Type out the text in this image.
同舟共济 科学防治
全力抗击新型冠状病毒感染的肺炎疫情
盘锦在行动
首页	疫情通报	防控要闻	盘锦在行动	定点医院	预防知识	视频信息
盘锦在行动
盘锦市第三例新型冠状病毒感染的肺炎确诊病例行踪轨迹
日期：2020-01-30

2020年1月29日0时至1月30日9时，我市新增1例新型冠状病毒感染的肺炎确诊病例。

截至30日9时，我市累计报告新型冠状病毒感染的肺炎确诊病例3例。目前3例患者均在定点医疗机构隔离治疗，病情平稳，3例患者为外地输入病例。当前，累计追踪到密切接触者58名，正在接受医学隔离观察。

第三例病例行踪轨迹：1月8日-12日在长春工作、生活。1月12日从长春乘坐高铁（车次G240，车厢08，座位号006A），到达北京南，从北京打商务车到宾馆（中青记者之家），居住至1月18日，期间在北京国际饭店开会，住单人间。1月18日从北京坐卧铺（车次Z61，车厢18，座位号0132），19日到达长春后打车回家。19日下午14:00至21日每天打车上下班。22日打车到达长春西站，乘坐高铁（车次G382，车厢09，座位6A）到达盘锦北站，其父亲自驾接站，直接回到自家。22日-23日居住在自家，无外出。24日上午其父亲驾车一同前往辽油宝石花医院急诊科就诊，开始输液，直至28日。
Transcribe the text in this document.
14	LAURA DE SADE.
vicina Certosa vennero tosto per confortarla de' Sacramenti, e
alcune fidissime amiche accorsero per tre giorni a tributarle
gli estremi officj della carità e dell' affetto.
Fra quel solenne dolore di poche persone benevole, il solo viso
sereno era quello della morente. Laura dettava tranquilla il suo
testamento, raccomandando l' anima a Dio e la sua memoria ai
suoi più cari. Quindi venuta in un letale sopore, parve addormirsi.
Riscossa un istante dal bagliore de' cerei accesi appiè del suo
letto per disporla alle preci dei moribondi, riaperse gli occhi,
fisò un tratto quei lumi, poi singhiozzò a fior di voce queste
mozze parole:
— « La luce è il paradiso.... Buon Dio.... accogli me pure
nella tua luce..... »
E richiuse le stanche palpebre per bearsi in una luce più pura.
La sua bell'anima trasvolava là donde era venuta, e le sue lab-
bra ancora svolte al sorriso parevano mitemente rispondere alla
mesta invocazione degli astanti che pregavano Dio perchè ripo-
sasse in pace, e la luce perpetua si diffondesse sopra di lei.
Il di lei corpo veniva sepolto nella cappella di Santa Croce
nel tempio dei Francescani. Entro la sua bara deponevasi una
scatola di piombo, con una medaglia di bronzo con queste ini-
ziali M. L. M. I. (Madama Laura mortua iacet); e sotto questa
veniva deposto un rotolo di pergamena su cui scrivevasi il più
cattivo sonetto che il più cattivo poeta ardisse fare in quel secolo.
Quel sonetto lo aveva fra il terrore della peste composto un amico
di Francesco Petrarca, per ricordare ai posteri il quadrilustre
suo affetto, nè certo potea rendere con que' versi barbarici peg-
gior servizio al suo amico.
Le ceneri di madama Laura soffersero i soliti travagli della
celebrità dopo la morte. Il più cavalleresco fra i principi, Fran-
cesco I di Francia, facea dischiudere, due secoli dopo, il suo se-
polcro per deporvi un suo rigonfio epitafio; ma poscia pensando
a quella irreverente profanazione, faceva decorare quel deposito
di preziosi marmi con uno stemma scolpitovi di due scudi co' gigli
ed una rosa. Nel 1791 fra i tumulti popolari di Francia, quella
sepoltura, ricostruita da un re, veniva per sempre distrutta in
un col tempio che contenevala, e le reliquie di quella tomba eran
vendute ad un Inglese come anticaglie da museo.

□ □ □ □ □ □ □

Retype the material in full. Each word must match.

● Solution to this exercise:
Type out the text in this image.
同舟共济 科学防治
全力抗击新型冠状病毒感染的肺炎疫情
盘锦在行动
首页	疫情通报	防控要闻	盘锦在行动	定点医院	预防知识	视频信息
盘锦在行动
盘锦市第三例新型冠状病毒感染的肺炎确诊病例行踪轨迹
日期：2020-01-30

2020年1月29日0时至1月30日9时，我市新增1例新型冠状病毒感染的肺炎确诊病例。

截至30日9时，我市累计报告新型冠状病毒感染的肺炎确诊病例3例。目前3例患者均在定点医疗机构隔离治疗，病情平稳，3例患者为外地输入病例。当前，累计追踪到密切接触者58名，正在接受医学隔离观察。

第三例病例行踪轨迹：1月8日-12日在长春工作、生活。1月12日从长春乘坐高铁（车次G240，车厢08，座位号006A），到达北京南，从北京打商务车到宾馆（中青记者之家），居住至1月18日，期间在北京国际饭店开会，住单人间。1月18日从北京坐卧铺（车次Z61，车厢18，座位号0132），19日到达长春后打车回家。19日下午14:00至21日每天打车上下班。22日打车到达长春西站，乘坐高铁（车次G382，车厢09，座位6A）到达盘锦北站，其父亲自驾接站，直接回到自家。22日-23日居住在自家，无外出。24日上午其父亲驾车一同前往辽油宝石花医院急诊科就诊，开始输液，直至28日。
Transcribe the text in this document.
14	LAURA DE SADE.
vicina Certosa vennero tosto per confortarla de' Sacramenti, e
alcune fidissime amiche accorsero per tre giorni a tributarle
gli estremi officj della carità e dell' affetto.
Fra quel solenne dolore di poche persone benevole, il solo viso
sereno era quello della morente. Laura dettava tranquilla il suo
testamento, raccomandando l' anima a Dio e la sua memoria ai
suoi più cari. Quindi venuta in un letale sopore, parve addormirsi.
Riscossa un istante dal bagliore de' cerei accesi appiè del suo
letto per disporla alle preci dei moribondi, riaperse gli occhi,
fisò un tratto quei lumi, poi singhiozzò a fior di voce queste
mozze parole:
— « La luce è il paradiso.... Buon Dio.... accogli me pure
nella tua luce..... »
E richiuse le stanche palpebre per bearsi in una luce più pura.
La sua bell'anima trasvolava là donde era venuta, e le sue lab-
bra ancora svolte al sorriso parevano mitemente rispondere alla
mesta invocazione degli astanti che pregavano Dio perchè ripo-
sasse in pace, e la luce perpetua si diffondesse sopra di lei.
Il di lei corpo veniva sepolto nella cappella di Santa Croce
nel tempio dei Francescani. Entro la sua bara deponevasi una
scatola di piombo, con una medaglia di bronzo con queste ini-
ziali M. L. M. I. (Madama Laura mortua iacet); e sotto questa
veniva deposto un rotolo di pergamena su cui scrivevasi il più
cattivo sonetto che il più cattivo poeta ardisse fare in quel secolo.
Quel sonetto lo aveva fra il terrore della peste composto un amico
di Francesco Petrarca, per ricordare ai posteri il quadrilustre
suo affetto, nè certo potea rendere con que' versi barbarici peg-
gior servizio al suo amico.
Le ceneri di madama Laura soffersero i soliti travagli della
celebrità dopo la morte. Il più cavalleresco fra i principi, Fran-
cesco I di Francia, facea dischiudere, due secoli dopo, il suo se-
polcro per deporvi un suo rigonfio epitafio; ma poscia pensando
a quella irreverente profanazione, faceva decorare quel deposito
di preziosi marmi con uno stemma scolpitovi di due scudi co' gigli
ed una rosa. Nel 1791 fra i tumulti popolari di Francia, quella
sepoltura, ricostruita da un re, veniva per sempre distrutta in
un col tempio che contenevala, e le reliquie di quella tomba eran
vendute ad un Inglese come anticaglie da museo.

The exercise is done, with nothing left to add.